## What needs to be done
From the entries below, gather each line containing the word "this".

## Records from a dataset
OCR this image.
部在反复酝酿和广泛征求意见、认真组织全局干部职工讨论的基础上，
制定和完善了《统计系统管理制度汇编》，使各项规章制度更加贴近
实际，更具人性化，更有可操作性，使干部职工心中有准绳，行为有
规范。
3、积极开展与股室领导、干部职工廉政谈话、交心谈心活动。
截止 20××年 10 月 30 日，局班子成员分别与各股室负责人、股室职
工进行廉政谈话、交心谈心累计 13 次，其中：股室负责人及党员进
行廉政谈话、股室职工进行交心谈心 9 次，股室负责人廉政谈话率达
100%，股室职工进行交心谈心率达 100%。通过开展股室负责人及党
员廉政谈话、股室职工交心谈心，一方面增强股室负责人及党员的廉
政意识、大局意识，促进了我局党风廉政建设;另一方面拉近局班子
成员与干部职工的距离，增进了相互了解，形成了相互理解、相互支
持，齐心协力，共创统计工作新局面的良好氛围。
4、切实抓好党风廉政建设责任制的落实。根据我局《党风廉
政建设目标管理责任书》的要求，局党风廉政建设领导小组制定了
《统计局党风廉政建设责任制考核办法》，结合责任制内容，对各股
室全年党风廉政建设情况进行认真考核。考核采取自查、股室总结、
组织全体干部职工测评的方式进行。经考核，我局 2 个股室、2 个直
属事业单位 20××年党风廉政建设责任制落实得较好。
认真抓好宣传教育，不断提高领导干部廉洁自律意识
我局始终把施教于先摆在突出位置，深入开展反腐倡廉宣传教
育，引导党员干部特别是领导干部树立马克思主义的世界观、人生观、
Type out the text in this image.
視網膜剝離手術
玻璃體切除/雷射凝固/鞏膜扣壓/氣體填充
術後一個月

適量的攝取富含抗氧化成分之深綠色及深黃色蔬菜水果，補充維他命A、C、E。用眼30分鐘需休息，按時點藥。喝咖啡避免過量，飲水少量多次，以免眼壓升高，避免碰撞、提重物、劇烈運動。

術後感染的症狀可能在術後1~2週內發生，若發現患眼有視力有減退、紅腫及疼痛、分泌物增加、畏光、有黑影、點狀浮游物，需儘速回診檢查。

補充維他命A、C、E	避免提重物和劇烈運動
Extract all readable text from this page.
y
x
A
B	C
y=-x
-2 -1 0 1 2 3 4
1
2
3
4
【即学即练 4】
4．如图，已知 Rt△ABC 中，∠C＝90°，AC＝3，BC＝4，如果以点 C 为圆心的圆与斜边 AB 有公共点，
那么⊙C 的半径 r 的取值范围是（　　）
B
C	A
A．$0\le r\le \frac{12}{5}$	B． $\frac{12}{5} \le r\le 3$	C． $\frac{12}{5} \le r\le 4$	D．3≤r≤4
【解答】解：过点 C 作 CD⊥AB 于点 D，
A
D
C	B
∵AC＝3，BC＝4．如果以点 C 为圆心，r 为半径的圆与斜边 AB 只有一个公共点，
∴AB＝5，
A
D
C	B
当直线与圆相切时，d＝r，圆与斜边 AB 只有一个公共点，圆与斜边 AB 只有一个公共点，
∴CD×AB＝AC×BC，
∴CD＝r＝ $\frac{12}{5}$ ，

## Worked solution
OCR this image.
Type out the text in this image.
Extract all readable text from this page.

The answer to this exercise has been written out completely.